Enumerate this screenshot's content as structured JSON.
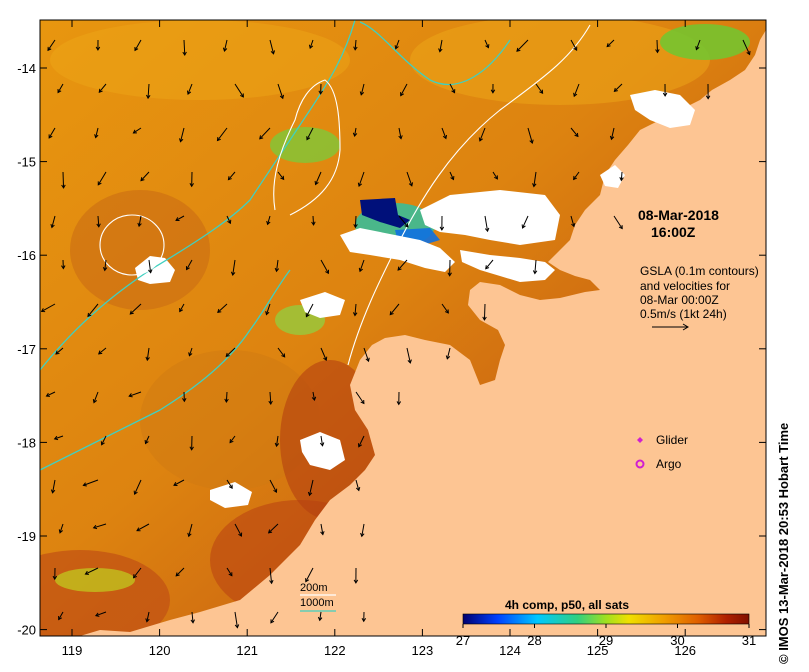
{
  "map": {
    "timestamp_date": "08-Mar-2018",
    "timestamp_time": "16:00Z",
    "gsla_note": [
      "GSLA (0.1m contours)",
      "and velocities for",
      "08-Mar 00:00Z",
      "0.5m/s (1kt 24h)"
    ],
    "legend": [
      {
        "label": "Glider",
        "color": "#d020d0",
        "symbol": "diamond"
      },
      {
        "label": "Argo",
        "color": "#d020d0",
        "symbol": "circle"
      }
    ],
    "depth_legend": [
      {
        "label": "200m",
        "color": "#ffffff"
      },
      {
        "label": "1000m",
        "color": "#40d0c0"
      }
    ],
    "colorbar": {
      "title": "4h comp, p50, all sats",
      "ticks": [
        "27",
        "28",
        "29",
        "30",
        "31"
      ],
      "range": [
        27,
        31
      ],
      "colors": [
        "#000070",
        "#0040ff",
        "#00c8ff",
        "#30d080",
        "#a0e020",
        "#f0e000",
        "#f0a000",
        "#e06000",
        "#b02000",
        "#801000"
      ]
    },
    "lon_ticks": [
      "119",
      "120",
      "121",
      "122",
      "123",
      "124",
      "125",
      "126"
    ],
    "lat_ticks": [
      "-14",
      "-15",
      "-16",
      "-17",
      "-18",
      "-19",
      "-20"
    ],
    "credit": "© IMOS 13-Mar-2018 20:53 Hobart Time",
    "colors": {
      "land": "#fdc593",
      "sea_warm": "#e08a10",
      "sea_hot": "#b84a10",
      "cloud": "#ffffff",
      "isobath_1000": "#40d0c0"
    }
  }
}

====================

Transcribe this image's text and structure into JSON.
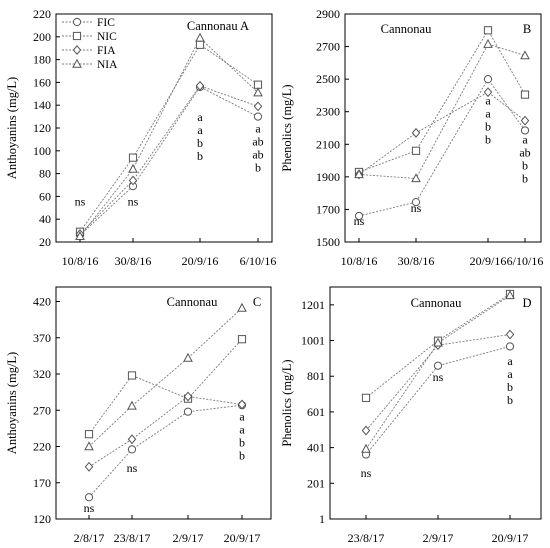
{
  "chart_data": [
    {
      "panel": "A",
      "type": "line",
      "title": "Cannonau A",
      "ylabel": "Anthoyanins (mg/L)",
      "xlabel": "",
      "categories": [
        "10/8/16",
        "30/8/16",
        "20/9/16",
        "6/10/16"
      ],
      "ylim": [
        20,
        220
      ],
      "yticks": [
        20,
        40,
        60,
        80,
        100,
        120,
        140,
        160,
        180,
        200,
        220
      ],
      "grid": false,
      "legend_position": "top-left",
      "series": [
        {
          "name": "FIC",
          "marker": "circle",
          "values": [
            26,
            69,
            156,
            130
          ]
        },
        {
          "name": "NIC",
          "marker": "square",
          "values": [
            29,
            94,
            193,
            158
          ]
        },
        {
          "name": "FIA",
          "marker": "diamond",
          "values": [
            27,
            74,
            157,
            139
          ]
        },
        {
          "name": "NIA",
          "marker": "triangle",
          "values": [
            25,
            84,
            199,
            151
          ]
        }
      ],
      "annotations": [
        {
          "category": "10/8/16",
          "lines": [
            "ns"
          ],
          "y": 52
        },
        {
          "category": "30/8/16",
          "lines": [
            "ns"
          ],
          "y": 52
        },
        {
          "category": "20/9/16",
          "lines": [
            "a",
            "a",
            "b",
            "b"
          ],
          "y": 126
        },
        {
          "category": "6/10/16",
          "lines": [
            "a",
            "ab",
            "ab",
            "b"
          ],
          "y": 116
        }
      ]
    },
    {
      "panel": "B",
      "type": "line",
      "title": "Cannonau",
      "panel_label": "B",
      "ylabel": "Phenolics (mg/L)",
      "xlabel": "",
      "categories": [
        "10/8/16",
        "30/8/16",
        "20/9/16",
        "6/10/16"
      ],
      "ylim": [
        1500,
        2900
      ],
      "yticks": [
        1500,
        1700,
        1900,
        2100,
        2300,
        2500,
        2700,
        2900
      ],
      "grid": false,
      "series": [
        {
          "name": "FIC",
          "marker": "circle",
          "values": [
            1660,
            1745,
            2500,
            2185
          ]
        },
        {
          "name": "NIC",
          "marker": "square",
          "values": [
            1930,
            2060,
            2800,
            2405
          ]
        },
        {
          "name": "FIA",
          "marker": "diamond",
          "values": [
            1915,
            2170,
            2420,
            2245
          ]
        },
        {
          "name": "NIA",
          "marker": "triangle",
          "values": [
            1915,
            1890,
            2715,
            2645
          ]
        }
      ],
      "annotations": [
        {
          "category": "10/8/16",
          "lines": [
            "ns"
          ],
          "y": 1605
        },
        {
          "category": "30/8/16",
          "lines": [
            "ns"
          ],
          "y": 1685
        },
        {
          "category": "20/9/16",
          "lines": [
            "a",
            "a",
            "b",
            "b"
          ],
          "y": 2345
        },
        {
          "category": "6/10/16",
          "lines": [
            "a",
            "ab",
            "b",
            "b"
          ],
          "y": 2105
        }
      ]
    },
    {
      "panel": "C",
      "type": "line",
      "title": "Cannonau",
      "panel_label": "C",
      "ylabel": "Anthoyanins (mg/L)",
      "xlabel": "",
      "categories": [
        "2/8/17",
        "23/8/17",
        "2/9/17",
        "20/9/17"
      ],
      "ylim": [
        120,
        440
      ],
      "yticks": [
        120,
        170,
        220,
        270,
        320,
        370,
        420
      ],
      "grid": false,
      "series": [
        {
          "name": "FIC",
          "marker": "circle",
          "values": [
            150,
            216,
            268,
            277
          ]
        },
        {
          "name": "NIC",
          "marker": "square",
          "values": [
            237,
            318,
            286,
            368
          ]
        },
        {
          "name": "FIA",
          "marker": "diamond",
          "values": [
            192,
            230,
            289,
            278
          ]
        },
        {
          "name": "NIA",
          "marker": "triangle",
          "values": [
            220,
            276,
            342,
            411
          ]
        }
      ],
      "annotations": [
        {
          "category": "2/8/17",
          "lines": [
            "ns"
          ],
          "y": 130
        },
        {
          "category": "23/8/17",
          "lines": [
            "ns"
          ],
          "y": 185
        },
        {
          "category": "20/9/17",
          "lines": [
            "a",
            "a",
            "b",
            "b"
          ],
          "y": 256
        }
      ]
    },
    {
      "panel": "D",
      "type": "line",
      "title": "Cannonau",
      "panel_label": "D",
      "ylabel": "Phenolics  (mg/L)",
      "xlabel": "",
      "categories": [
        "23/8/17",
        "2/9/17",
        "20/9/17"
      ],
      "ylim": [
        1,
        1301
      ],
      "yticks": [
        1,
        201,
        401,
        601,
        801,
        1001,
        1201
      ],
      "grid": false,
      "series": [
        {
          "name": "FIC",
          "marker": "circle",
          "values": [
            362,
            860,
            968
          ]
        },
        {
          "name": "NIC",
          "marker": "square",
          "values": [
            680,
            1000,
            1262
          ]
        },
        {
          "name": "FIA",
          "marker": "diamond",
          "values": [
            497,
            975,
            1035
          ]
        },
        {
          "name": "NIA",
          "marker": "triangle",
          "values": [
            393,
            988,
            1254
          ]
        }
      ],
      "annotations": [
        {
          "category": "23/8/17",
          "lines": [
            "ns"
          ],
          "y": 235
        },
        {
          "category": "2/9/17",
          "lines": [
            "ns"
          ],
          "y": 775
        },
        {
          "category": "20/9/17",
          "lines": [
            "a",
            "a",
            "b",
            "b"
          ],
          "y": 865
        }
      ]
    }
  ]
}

====================

PROBLEM STATEMENT –
Look over the listing above. Pick out and copy every line that includes "this".

EXERCISE RESULT –
Enumerate this screenshot's content as structured JSON.
Transcribe this image's text and structure into JSON.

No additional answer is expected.